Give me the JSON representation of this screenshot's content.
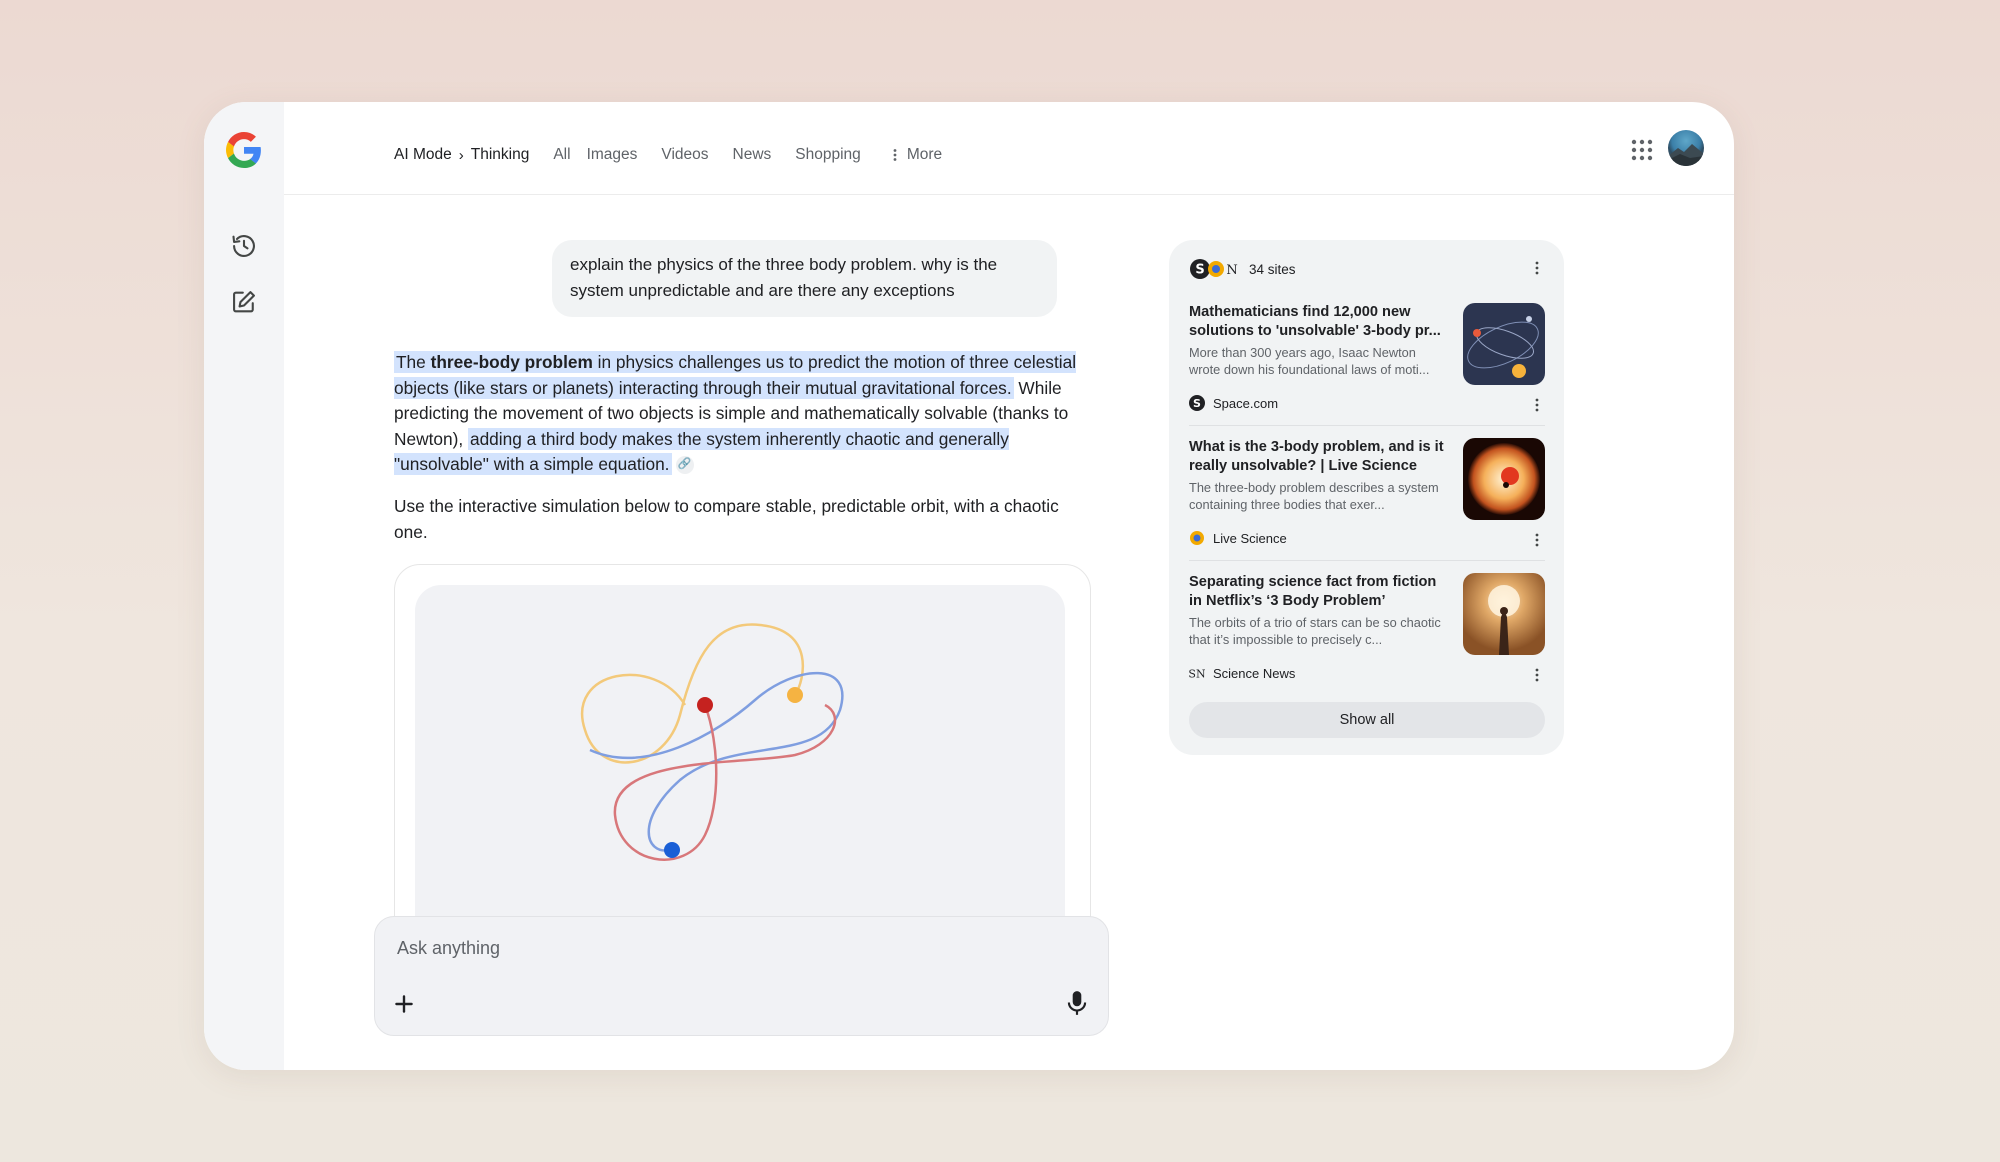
{
  "header": {
    "breadcrumb": [
      "AI Mode",
      "Thinking"
    ],
    "breadcrumb_sep": "›",
    "tabs": [
      "All",
      "Images",
      "Videos",
      "News",
      "Shopping"
    ],
    "more_label": "More"
  },
  "conversation": {
    "user_query": "explain the physics of the three body problem. why is the system unpredictable and are there any exceptions",
    "answer": {
      "p1_pre": "The ",
      "p1_bold": "three-body problem",
      "p1_hl1": " in physics challenges us to predict the motion of three celestial objects (like stars or planets) interacting through their mutual gravitational forces.",
      "p1_mid": " While predicting the movement of two objects is simple and mathematically solvable (thanks to Newton), ",
      "p1_hl2": "adding a third body makes the system inherently chaotic and generally \"unsolvable\" with a simple equation.",
      "p2": "Use the interactive simulation below to compare stable, predictable orbit, with a chaotic one."
    }
  },
  "composer": {
    "placeholder": "Ask anything"
  },
  "sources": {
    "count_label": "34 sites",
    "items": [
      {
        "title": "Mathematicians find 12,000 new solutions to 'unsolvable' 3-body pr...",
        "snippet": "More than 300 years ago, Isaac Newton wrote down his foundational laws of moti...",
        "site": "Space.com"
      },
      {
        "title": "What is the 3-body problem, and is it really unsolvable? | Live Science",
        "snippet": "The three-body problem describes a system containing three bodies that exer...",
        "site": "Live Science"
      },
      {
        "title": "Separating science fact from fiction in Netflix’s ‘3 Body Problem’",
        "snippet": "The orbits of a trio of stars can be so chaotic that it’s impossible to precisely c...",
        "site": "Science News"
      }
    ],
    "show_all_label": "Show all"
  },
  "colors": {
    "accent_highlight": "#d3e3fd",
    "orbit_red": "#c5221f",
    "orbit_yellow": "#f5b342",
    "orbit_blue": "#1a5fd6"
  }
}
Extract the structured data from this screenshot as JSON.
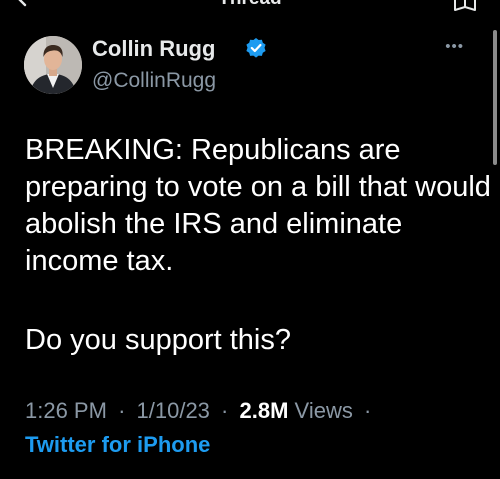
{
  "topbar": {
    "title": "Thread"
  },
  "author": {
    "name": "Collin Rugg",
    "handle": "@CollinRugg",
    "verified": true
  },
  "tweet": {
    "text": "BREAKING: Republicans are preparing to vote on a bill that would abolish the IRS and eliminate income tax.",
    "question": "Do you support this?"
  },
  "meta": {
    "time": "1:26 PM",
    "date": "1/10/23",
    "views_count": "2.8M",
    "views_label": "Views",
    "separator": "·",
    "source": "Twitter for iPhone"
  },
  "icons": {
    "back": "arrow-left-icon",
    "more": "more-horizontal-icon",
    "verified": "verified-badge-icon",
    "reader": "reader-icon"
  },
  "colors": {
    "background": "#000000",
    "text": "#ffffff",
    "secondary": "#8b98a5",
    "accent": "#1d9bf0"
  }
}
###
GOAL ▸ Restate the records above in full, word for word. Keep pictures out.

ANSWER TO THE TASK ▸
Give me the JSON representation of this screenshot's content.
{
  "header": {
    "breadcrumb": [
      "AI Mode",
      "Thinking"
    ],
    "breadcrumb_sep": "›",
    "tabs": [
      "All",
      "Images",
      "Videos",
      "News",
      "Shopping"
    ],
    "more_label": "More"
  },
  "conversation": {
    "user_query": "explain the physics of the three body problem. why is the system unpredictable and are there any exceptions",
    "answer": {
      "p1_pre": "The ",
      "p1_bold": "three-body problem",
      "p1_hl1": " in physics challenges us to predict the motion of three celestial objects (like stars or planets) interacting through their mutual gravitational forces.",
      "p1_mid": " While predicting the movement of two objects is simple and mathematically solvable (thanks to Newton), ",
      "p1_hl2": "adding a third body makes the system inherently chaotic and generally \"unsolvable\" with a simple equation.",
      "p2": "Use the interactive simulation below to compare stable, predictable orbit, with a chaotic one."
    }
  },
  "composer": {
    "placeholder": "Ask anything"
  },
  "sources": {
    "count_label": "34 sites",
    "items": [
      {
        "title": "Mathematicians find 12,000 new solutions to 'unsolvable' 3-body pr...",
        "snippet": "More than 300 years ago, Isaac Newton wrote down his foundational laws of moti...",
        "site": "Space.com"
      },
      {
        "title": "What is the 3-body problem, and is it really unsolvable? | Live Science",
        "snippet": "The three-body problem describes a system containing three bodies that exer...",
        "site": "Live Science"
      },
      {
        "title": "Separating science fact from fiction in Netflix’s ‘3 Body Problem’",
        "snippet": "The orbits of a trio of stars can be so chaotic that it’s impossible to precisely c...",
        "site": "Science News"
      }
    ],
    "show_all_label": "Show all"
  },
  "colors": {
    "accent_highlight": "#d3e3fd",
    "orbit_red": "#c5221f",
    "orbit_yellow": "#f5b342",
    "orbit_blue": "#1a5fd6"
  }
}
Extract the structured data from this screenshot as JSON.
{
  "topbar": {
    "title": "Thread"
  },
  "author": {
    "name": "Collin Rugg",
    "handle": "@CollinRugg",
    "verified": true
  },
  "tweet": {
    "text": "BREAKING: Republicans are preparing to vote on a bill that would abolish the IRS and eliminate income tax.",
    "question": "Do you support this?"
  },
  "meta": {
    "time": "1:26 PM",
    "date": "1/10/23",
    "views_count": "2.8M",
    "views_label": "Views",
    "separator": "·",
    "source": "Twitter for iPhone"
  },
  "icons": {
    "back": "arrow-left-icon",
    "more": "more-horizontal-icon",
    "verified": "verified-badge-icon",
    "reader": "reader-icon"
  },
  "colors": {
    "background": "#000000",
    "text": "#ffffff",
    "secondary": "#8b98a5",
    "accent": "#1d9bf0"
  }
}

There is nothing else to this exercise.